Retype the records below exactly as they appear, but leave out any pictures.

········

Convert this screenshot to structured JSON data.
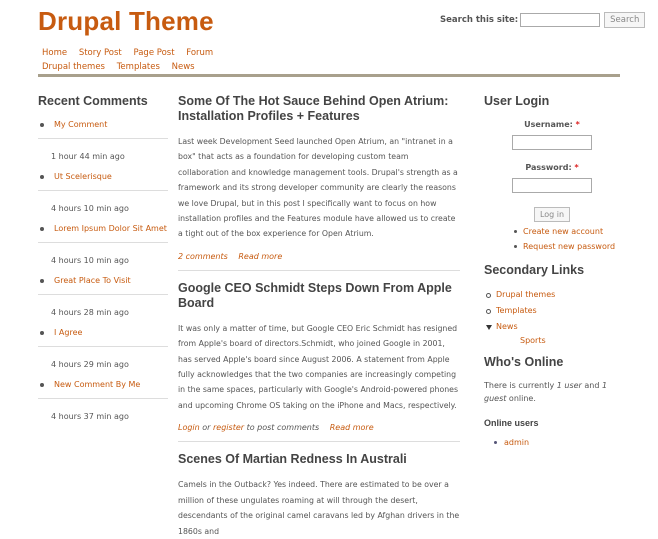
{
  "site": {
    "title": "Drupal Theme"
  },
  "search": {
    "label": "Search this site:",
    "value": "",
    "button": "Search"
  },
  "primary_nav": [
    "Home",
    "Story Post",
    "Page Post",
    "Forum"
  ],
  "secondary_nav": [
    "Drupal themes",
    "Templates",
    "News"
  ],
  "recent_comments": {
    "title": "Recent Comments",
    "items": [
      {
        "title": "My Comment",
        "time": "1 hour 44 min ago"
      },
      {
        "title": "Ut Scelerisque",
        "time": "4 hours 10 min ago"
      },
      {
        "title": "Lorem Ipsum Dolor Sit Amet",
        "time": "4 hours 10 min ago"
      },
      {
        "title": "Great Place To Visit",
        "time": "4 hours 28 min ago"
      },
      {
        "title": "I Agree",
        "time": "4 hours 29 min ago"
      },
      {
        "title": "New Comment By Me",
        "time": "4 hours 37 min ago"
      }
    ]
  },
  "nodes": [
    {
      "title": "Some Of The Hot Sauce Behind Open Atrium: Installation Profiles + Features",
      "body": "Last week Development Seed launched Open Atrium, an \"intranet in a box\" that acts as a foundation for developing custom team collaboration and knowledge management tools. Drupal's strength as a framework and its strong developer community are clearly the reasons we love Drupal, but in this post I specifically want to focus on how installation profiles and the Features module have allowed us to create a tight out of the box experience for Open Atrium.",
      "links": {
        "comments": "2 comments",
        "read_more": "Read more"
      }
    },
    {
      "title": "Google CEO Schmidt Steps Down From Apple Board",
      "body": "It was only a matter of time, but Google CEO Eric Schmidt has resigned from Apple's board of directors.Schmidt, who joined Google in 2001, has served Apple's board since August 2006. A statement from Apple fully acknowledges that the two companies are increasingly competing in the same spaces, particularly with Google's Android-powered phones and upcoming Chrome OS taking on the iPhone and Macs, respectively.",
      "links": {
        "login": "Login",
        "or": "or",
        "register": "register",
        "post_text": "to post comments",
        "read_more": "Read more"
      }
    },
    {
      "title": "Scenes Of Martian Redness In Australi",
      "body": "Camels in the Outback? Yes indeed. There are estimated to be over a million of these ungulates roaming at will through the desert, descendants of the original camel caravans led by Afghan drivers in the 1860s and"
    }
  ],
  "user_login": {
    "title": "User Login",
    "username_label": "Username:",
    "password_label": "Password:",
    "required_mark": "*",
    "button": "Log in",
    "links": [
      "Create new account",
      "Request new password"
    ]
  },
  "secondary_links": {
    "title": "Secondary Links",
    "items": [
      "Drupal themes",
      "Templates",
      "News"
    ],
    "sub_items": [
      "Sports"
    ]
  },
  "whos_online": {
    "title": "Who's Online",
    "text_1": "There is currently",
    "users": "1 user",
    "and": "and",
    "guests": "1 guest",
    "text_2": "online.",
    "subtitle": "Online users",
    "online_users": [
      "admin"
    ]
  }
}
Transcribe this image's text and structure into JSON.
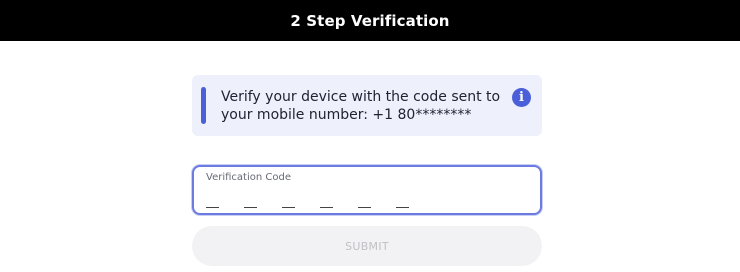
{
  "header": {
    "title": "2 Step Verification"
  },
  "info_box": {
    "message": "Verify your device with the code sent to your mobile number: +1 80********",
    "icon": "info-icon",
    "icon_glyph": "i",
    "accent_color": "#4b5fd8"
  },
  "verification_field": {
    "label": "Verification Code",
    "digit_count": 6,
    "digits": [
      "",
      "",
      "",
      "",
      "",
      ""
    ]
  },
  "submit": {
    "label": "SUBMIT",
    "disabled": true
  }
}
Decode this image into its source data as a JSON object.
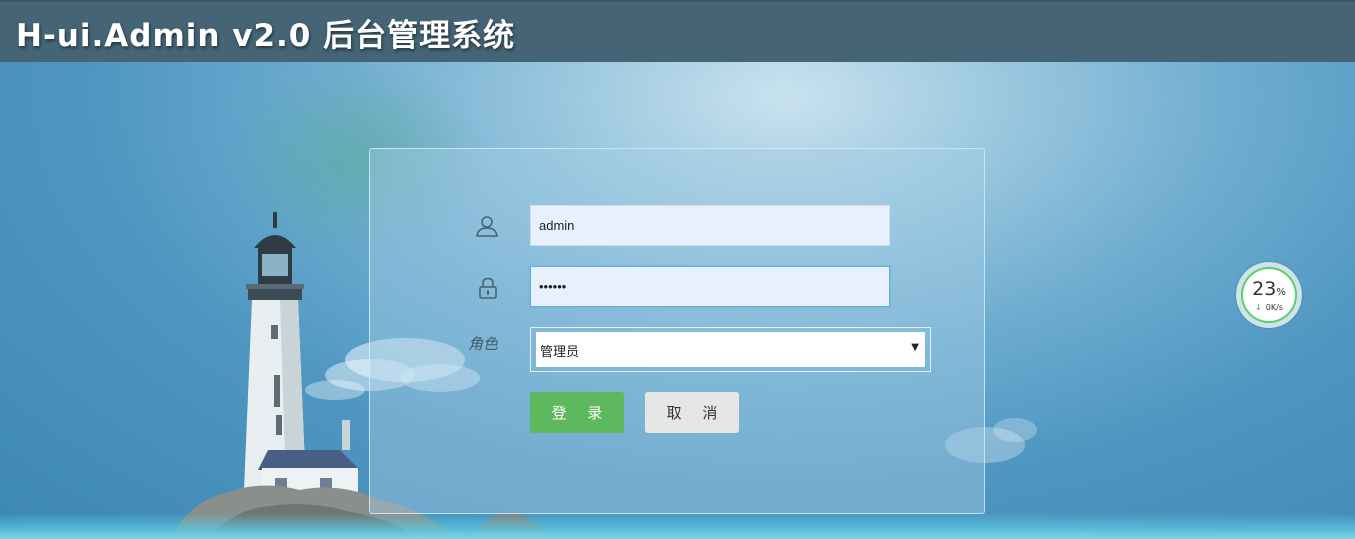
{
  "header": {
    "title": "H-ui.Admin v2.0 后台管理系统"
  },
  "login": {
    "username_value": "admin",
    "password_value": "••••••",
    "role_label": "角色",
    "role_selected": "管理员",
    "login_button": "登 录",
    "cancel_button": "取 消"
  },
  "speed_widget": {
    "percent": "23",
    "percent_unit": "%",
    "rate": "0K/s"
  },
  "colors": {
    "header_bg": "#456577",
    "login_button": "#5eb95e",
    "cancel_button": "#e6e6e6",
    "speed_ring": "#58d06b"
  },
  "icons": {
    "username": "user-icon",
    "password": "lock-icon",
    "select_arrow": "caret-down-icon",
    "download": "arrow-down-icon"
  }
}
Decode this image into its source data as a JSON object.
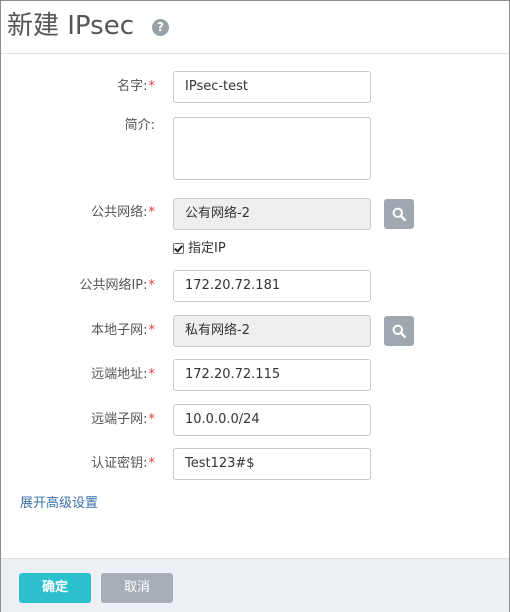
{
  "header": {
    "title": "新建 IPsec",
    "help_icon": "?"
  },
  "form": {
    "required_mark": "*",
    "name": {
      "label": "名字:",
      "value": "IPsec-test"
    },
    "description": {
      "label": "简介:",
      "value": ""
    },
    "public_network": {
      "label": "公共网络:",
      "value": "公有网络-2",
      "button_icon": "search-icon"
    },
    "specify_ip": {
      "label": "指定IP",
      "checked": true
    },
    "public_ip": {
      "label": "公共网络IP:",
      "value": "172.20.72.181"
    },
    "local_subnet": {
      "label": "本地子网:",
      "value": "私有网络-2",
      "button_icon": "search-icon"
    },
    "remote_address": {
      "label": "远端地址:",
      "value": "172.20.72.115"
    },
    "remote_subnet": {
      "label": "远端子网:",
      "value": "10.0.0.0/24"
    },
    "auth_key": {
      "label": "认证密钥:",
      "value": "Test123#$"
    },
    "advanced_link": "展开高级设置"
  },
  "footer": {
    "ok_label": "确定",
    "cancel_label": "取消"
  },
  "colors": {
    "primary": "#2cbfcc",
    "secondary": "#a7aeb6",
    "required": "#e23b3b",
    "link": "#3a6ea5"
  }
}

········

ANSWER TO THE TASK ->
Convert this screenshot to structured JSON data.
{
  "site": {
    "title": "Drupal Theme"
  },
  "search": {
    "label": "Search this site:",
    "value": "",
    "button": "Search"
  },
  "primary_nav": [
    "Home",
    "Story Post",
    "Page Post",
    "Forum"
  ],
  "secondary_nav": [
    "Drupal themes",
    "Templates",
    "News"
  ],
  "recent_comments": {
    "title": "Recent Comments",
    "items": [
      {
        "title": "My Comment",
        "time": "1 hour 44 min ago"
      },
      {
        "title": "Ut Scelerisque",
        "time": "4 hours 10 min ago"
      },
      {
        "title": "Lorem Ipsum Dolor Sit Amet",
        "time": "4 hours 10 min ago"
      },
      {
        "title": "Great Place To Visit",
        "time": "4 hours 28 min ago"
      },
      {
        "title": "I Agree",
        "time": "4 hours 29 min ago"
      },
      {
        "title": "New Comment By Me",
        "time": "4 hours 37 min ago"
      }
    ]
  },
  "nodes": [
    {
      "title": "Some Of The Hot Sauce Behind Open Atrium: Installation Profiles + Features",
      "body": "Last week Development Seed launched Open Atrium, an \"intranet in a box\" that acts as a foundation for developing custom team collaboration and knowledge management tools. Drupal's strength as a framework and its strong developer community are clearly the reasons we love Drupal, but in this post I specifically want to focus on how installation profiles and the Features module have allowed us to create a tight out of the box experience for Open Atrium.",
      "links": {
        "comments": "2 comments",
        "read_more": "Read more"
      }
    },
    {
      "title": "Google CEO Schmidt Steps Down From Apple Board",
      "body": "It was only a matter of time, but Google CEO Eric Schmidt has resigned from Apple's board of directors.Schmidt, who joined Google in 2001, has served Apple's board since August 2006. A statement from Apple fully acknowledges that the two companies are increasingly competing in the same spaces, particularly with Google's Android-powered phones and upcoming Chrome OS taking on the iPhone and Macs, respectively.",
      "links": {
        "login": "Login",
        "or": "or",
        "register": "register",
        "post_text": "to post comments",
        "read_more": "Read more"
      }
    },
    {
      "title": "Scenes Of Martian Redness In Australi",
      "body": "Camels in the Outback? Yes indeed. There are estimated to be over a million of these ungulates roaming at will through the desert, descendants of the original camel caravans led by Afghan drivers in the 1860s and"
    }
  ],
  "user_login": {
    "title": "User Login",
    "username_label": "Username:",
    "password_label": "Password:",
    "required_mark": "*",
    "button": "Log in",
    "links": [
      "Create new account",
      "Request new password"
    ]
  },
  "secondary_links": {
    "title": "Secondary Links",
    "items": [
      "Drupal themes",
      "Templates",
      "News"
    ],
    "sub_items": [
      "Sports"
    ]
  },
  "whos_online": {
    "title": "Who's Online",
    "text_1": "There is currently",
    "users": "1 user",
    "and": "and",
    "guests": "1 guest",
    "text_2": "online.",
    "subtitle": "Online users",
    "online_users": [
      "admin"
    ]
  }
}
Transcribe this image's text and structure into JSON.
{
  "header": {
    "title": "2 Step Verification"
  },
  "info_box": {
    "message": "Verify your device with the code sent to your mobile number: +1 80********",
    "icon": "info-icon",
    "icon_glyph": "i",
    "accent_color": "#4b5fd8"
  },
  "verification_field": {
    "label": "Verification Code",
    "digit_count": 6,
    "digits": [
      "",
      "",
      "",
      "",
      "",
      ""
    ]
  },
  "submit": {
    "label": "SUBMIT",
    "disabled": true
  }
}
Decode this image into its source data as a JSON object.
{
  "header": {
    "title": "H-ui.Admin v2.0 后台管理系统"
  },
  "login": {
    "username_value": "admin",
    "password_value": "••••••",
    "role_label": "角色",
    "role_selected": "管理员",
    "login_button": "登 录",
    "cancel_button": "取 消"
  },
  "speed_widget": {
    "percent": "23",
    "percent_unit": "%",
    "rate": "0K/s"
  },
  "colors": {
    "header_bg": "#456577",
    "login_button": "#5eb95e",
    "cancel_button": "#e6e6e6",
    "speed_ring": "#58d06b"
  },
  "icons": {
    "username": "user-icon",
    "password": "lock-icon",
    "select_arrow": "caret-down-icon",
    "download": "arrow-down-icon"
  }
}
Decode this image into its source data as a JSON object.
{
  "header": {
    "title": "新建 IPsec",
    "help_icon": "?"
  },
  "form": {
    "required_mark": "*",
    "name": {
      "label": "名字:",
      "value": "IPsec-test"
    },
    "description": {
      "label": "简介:",
      "value": ""
    },
    "public_network": {
      "label": "公共网络:",
      "value": "公有网络-2",
      "button_icon": "search-icon"
    },
    "specify_ip": {
      "label": "指定IP",
      "checked": true
    },
    "public_ip": {
      "label": "公共网络IP:",
      "value": "172.20.72.181"
    },
    "local_subnet": {
      "label": "本地子网:",
      "value": "私有网络-2",
      "button_icon": "search-icon"
    },
    "remote_address": {
      "label": "远端地址:",
      "value": "172.20.72.115"
    },
    "remote_subnet": {
      "label": "远端子网:",
      "value": "10.0.0.0/24"
    },
    "auth_key": {
      "label": "认证密钥:",
      "value": "Test123#$"
    },
    "advanced_link": "展开高级设置"
  },
  "footer": {
    "ok_label": "确定",
    "cancel_label": "取消"
  },
  "colors": {
    "primary": "#2cbfcc",
    "secondary": "#a7aeb6",
    "required": "#e23b3b",
    "link": "#3a6ea5"
  }
}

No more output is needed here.